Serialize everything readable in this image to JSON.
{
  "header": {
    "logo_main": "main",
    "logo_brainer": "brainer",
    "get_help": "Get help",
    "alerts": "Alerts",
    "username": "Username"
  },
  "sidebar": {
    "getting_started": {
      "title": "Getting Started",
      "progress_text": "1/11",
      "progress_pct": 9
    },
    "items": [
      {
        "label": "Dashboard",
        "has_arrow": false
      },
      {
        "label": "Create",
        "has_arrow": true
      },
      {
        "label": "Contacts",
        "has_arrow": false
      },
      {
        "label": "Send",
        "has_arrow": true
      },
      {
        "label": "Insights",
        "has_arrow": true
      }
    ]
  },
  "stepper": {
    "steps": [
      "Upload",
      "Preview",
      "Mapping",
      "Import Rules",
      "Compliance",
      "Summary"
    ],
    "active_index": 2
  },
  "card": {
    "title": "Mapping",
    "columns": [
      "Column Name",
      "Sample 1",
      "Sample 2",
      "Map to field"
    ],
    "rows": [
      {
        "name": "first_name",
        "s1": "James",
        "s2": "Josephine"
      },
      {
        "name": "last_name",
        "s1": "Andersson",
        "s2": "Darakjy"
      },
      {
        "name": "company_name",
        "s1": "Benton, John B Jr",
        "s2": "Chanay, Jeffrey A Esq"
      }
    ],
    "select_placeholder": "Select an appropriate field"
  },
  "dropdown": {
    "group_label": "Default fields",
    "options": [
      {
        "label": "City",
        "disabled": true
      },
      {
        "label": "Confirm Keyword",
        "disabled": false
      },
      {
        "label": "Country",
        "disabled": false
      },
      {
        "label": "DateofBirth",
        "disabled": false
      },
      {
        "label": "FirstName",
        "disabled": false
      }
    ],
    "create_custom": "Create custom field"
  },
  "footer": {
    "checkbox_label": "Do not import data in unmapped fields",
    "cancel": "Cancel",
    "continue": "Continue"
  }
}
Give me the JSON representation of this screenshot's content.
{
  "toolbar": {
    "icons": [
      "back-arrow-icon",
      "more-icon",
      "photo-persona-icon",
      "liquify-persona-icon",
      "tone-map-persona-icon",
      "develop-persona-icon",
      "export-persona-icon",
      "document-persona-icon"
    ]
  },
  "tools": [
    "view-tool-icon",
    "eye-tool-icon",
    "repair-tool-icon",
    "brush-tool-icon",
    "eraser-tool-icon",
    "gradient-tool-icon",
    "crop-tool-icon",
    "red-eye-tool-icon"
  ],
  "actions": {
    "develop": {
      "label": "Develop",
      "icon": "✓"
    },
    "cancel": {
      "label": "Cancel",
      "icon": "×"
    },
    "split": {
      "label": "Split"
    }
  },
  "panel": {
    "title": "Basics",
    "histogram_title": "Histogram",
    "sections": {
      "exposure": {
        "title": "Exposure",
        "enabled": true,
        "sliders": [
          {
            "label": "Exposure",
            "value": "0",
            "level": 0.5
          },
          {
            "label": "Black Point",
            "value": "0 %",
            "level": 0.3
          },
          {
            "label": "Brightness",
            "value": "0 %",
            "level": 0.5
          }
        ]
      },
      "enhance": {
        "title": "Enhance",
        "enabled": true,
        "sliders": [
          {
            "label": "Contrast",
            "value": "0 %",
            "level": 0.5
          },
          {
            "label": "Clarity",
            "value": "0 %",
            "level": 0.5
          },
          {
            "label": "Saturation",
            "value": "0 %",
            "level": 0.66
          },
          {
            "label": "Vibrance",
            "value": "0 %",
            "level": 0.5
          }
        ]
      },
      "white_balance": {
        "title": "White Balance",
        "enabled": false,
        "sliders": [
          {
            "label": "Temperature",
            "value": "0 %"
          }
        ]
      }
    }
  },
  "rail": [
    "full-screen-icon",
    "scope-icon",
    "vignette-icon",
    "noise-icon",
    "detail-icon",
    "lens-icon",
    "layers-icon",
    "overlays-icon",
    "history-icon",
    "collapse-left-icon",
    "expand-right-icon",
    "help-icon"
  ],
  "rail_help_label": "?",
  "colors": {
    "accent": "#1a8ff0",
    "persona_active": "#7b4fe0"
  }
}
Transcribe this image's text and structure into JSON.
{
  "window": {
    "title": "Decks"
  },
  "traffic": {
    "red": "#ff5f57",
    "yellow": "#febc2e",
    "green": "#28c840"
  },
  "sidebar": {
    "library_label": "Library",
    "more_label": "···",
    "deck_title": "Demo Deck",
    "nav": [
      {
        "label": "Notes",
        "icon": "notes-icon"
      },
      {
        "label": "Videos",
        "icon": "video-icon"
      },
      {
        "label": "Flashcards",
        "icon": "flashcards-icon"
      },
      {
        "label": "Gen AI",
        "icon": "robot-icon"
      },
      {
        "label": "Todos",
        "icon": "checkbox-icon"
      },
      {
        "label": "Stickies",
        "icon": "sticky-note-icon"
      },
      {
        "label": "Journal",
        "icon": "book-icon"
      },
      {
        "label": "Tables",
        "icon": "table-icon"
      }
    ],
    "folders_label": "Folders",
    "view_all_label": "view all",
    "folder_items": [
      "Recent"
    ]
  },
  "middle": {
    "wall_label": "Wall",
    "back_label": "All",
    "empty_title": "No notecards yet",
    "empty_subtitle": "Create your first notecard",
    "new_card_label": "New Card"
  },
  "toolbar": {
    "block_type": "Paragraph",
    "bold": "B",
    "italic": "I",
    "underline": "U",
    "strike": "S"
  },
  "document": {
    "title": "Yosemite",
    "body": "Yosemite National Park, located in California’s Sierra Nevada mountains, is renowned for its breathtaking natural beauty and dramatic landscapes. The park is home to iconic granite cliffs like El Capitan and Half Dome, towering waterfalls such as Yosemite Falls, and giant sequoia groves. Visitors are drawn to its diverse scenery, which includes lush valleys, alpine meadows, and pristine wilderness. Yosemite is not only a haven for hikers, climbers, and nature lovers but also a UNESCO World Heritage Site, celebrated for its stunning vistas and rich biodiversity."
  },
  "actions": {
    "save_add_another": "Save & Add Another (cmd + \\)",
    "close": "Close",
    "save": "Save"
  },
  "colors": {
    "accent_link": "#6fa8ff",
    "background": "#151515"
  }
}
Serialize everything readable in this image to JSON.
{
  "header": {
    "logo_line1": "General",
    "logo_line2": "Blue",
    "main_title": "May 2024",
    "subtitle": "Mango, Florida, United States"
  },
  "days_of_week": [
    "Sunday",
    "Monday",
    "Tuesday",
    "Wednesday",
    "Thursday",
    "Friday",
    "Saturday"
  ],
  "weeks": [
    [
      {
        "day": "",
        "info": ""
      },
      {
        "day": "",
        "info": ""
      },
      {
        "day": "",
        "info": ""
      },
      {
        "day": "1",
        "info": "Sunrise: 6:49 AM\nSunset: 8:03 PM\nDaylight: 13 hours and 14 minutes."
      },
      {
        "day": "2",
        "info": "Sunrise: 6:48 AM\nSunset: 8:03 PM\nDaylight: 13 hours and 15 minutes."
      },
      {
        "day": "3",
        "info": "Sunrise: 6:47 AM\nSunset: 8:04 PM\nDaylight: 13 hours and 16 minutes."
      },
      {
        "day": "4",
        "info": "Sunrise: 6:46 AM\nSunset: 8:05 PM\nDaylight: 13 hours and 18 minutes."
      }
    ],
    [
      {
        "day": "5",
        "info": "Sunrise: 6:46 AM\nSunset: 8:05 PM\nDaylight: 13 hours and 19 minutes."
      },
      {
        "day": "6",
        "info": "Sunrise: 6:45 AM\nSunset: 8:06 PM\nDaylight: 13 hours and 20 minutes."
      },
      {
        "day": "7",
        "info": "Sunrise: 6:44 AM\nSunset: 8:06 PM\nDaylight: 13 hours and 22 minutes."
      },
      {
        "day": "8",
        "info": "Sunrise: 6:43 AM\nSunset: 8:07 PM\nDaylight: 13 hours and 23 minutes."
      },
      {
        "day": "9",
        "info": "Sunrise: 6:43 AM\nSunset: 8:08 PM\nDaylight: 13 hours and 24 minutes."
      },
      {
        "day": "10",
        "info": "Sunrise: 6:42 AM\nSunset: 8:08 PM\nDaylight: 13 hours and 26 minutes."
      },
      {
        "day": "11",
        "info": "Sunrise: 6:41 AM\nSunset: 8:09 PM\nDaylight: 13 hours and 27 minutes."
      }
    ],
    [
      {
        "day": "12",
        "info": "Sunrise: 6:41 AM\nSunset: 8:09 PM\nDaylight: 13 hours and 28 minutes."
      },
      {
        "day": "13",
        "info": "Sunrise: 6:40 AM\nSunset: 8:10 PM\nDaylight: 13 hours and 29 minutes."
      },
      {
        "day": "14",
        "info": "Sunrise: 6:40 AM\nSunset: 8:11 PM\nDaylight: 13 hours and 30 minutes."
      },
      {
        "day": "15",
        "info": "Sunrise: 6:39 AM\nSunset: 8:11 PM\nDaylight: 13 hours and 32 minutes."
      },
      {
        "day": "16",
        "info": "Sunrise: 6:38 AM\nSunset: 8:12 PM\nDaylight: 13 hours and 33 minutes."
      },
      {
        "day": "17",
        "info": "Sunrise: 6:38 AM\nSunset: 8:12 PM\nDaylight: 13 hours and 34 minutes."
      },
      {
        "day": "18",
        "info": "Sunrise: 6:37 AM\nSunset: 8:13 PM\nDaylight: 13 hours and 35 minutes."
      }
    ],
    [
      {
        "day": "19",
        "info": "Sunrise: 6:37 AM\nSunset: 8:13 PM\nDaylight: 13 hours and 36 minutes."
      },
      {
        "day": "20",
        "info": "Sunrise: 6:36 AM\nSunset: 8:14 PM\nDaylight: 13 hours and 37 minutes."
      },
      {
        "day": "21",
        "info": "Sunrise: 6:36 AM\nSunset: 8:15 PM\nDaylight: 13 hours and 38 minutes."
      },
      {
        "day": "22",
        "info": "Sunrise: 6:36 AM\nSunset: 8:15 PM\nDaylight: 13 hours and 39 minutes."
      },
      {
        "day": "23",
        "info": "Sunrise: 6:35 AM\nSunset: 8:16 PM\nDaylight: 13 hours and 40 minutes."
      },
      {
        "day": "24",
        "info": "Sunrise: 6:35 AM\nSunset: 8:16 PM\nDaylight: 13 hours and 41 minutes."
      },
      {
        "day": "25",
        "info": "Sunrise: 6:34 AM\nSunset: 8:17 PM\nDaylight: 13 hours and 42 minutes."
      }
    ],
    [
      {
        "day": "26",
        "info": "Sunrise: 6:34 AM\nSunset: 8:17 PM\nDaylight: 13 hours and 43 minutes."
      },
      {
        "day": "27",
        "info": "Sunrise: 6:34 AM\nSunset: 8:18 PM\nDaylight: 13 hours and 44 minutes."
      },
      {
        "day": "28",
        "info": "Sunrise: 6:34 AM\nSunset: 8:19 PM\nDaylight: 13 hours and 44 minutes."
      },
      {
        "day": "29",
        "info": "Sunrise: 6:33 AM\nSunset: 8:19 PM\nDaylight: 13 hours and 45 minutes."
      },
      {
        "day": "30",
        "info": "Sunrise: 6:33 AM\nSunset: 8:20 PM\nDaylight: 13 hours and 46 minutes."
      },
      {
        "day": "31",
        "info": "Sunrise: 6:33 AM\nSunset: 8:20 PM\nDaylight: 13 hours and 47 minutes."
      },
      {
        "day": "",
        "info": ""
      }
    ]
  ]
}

Prompt: Copy each line of the records containing the string "this".

The result:
Serialize everything readable in this image to JSON.
Give me the JSON representation of this screenshot's content.
Transcribe this image's text and structure into JSON.
Serialize everything readable in this image to JSON.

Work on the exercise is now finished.